#### Excerto
•••
Apesar das dificuldades, os Artistas Unidos têm já em mãos diversos projectos. A temporada abre com Inverno, peça de Jon Fosse, encenada por Jorge Silva Melo, a estrear no Teatro Taborda na próxima quinta-feira, dia 17. Segue-se As Regras da Arte de Bem Viver na Sociedade Moderna, de Jean-Luc Lagarce, encenada pela estreante Andreia Bento, que sobe à cena do Taborda no dia 24. Além das produ- ções próprias, a companhia vai manter o apoio à Tá Safo, organizando a digressão de Se o Mundo Não Fosse Assim. A Festa, de Spiro Scimone, numa produção da Tá Safo, Citemor e AU, irá regressar ao Taborda a partir de 31 de Março. Perdoar Helena, uma produção Lilástico e AU, de José Tolentino Mendonça, estreia a 24 de Março.
•••
#### Registos de um conjunto de dados
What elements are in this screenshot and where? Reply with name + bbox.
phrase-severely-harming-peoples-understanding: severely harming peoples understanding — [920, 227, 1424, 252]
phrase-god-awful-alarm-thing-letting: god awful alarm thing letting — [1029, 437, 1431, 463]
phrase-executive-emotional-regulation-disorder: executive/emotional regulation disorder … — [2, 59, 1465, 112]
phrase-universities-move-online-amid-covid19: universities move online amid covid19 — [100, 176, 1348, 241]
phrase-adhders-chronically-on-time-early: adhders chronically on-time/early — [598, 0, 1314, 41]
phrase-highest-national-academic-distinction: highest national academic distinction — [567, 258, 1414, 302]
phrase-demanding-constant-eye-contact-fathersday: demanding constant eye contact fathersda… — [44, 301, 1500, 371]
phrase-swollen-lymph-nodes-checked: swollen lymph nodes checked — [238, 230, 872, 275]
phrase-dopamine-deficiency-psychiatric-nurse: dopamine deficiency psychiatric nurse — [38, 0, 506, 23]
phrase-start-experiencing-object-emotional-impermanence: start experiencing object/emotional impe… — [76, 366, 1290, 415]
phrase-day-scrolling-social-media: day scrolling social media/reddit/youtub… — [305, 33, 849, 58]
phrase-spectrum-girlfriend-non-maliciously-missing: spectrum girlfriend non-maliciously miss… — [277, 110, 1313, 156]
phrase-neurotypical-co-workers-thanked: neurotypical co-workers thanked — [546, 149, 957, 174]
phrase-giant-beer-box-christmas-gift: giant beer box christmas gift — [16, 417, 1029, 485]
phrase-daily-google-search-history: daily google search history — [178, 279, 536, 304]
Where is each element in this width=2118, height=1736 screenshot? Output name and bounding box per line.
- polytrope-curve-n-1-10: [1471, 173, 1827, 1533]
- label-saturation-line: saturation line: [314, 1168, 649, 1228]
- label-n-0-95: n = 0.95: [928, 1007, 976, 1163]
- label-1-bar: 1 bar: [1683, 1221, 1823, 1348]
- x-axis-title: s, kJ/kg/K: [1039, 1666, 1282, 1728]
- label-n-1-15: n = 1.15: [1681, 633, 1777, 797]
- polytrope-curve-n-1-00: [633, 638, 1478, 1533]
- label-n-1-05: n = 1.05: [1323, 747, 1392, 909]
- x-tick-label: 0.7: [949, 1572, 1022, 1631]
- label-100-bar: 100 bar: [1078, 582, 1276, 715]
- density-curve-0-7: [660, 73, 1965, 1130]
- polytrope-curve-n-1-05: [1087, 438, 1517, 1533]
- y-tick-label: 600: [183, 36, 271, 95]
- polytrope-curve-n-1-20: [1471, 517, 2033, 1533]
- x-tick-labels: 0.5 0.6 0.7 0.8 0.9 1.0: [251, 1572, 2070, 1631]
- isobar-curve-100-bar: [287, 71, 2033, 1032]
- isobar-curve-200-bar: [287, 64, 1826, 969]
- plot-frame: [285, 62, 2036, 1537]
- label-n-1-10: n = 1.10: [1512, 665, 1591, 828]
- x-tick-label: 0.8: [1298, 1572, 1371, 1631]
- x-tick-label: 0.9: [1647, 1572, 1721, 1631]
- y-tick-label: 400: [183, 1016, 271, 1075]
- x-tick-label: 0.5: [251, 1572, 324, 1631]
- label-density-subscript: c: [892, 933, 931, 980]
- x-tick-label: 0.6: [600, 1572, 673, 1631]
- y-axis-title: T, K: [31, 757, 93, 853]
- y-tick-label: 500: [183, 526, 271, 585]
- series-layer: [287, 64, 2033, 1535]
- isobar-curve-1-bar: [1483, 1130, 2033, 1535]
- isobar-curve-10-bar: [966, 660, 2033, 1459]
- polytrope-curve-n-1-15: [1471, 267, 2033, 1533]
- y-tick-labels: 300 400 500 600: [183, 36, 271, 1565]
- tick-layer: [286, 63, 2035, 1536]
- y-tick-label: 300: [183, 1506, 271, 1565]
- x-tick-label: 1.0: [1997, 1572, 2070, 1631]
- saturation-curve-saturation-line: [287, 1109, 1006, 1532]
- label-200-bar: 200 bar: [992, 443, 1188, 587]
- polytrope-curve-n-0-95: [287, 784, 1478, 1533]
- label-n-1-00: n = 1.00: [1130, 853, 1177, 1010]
•••
#### Problemas e tarefas
(a) Traduza para inglês a seguinte frase do excerto: "A temporada abre com Inverno, peça de Jon Fosse, encenada por Jorge Silva Melo, a estrear no Teatro Taborda na próxima quinta-feira, dia 17."
(b) Segundo o excerto, quem encena As Regras da Arte de Bem Viver na Sociedade Moderna?
(c) Transcreva o trecho do excerto que começa em "Apesar das dificuldades, os" e segue até "24 de Março.".
As entradas provêm de uma fonte diferente da do excerto.

#### Respostas por tarefa
(a) The season opens with Inverno, a play by Jon Fosse, directed by Jorge Silva Melo, premiering at the Teatro Taborda next Thursday, the 17th.

(b) Andreia Bento.

(c)
Apesar das dificuldades, os Artistas Unidos têm já em mãos diversos projectos. A temporada abre com Inverno, peça de Jon Fosse, encenada por Jorge Silva Melo, a estrear no Teatro Taborda na próxima quinta-feira, dia 17. Segue-se As Regras da Arte de Bem Viver na Sociedade Moderna, de Jean-Luc Lagarce, encenada pela estreante Andreia Bento, que sobe à cena do Taborda no dia 24. Além das produ- ções próprias, a companhia vai manter o apoio à Tá Safo, organizando a digressão de Se o Mundo Não Fosse Assim. A Festa, de Spiro Scimone, numa produção da Tá Safo, Citemor e AU, irá regressar ao Taborda a partir de 31 de Março. Perdoar Helena, uma produção Lilástico e AU, de José Tolentino Mendonça, estreia a 24 de Março.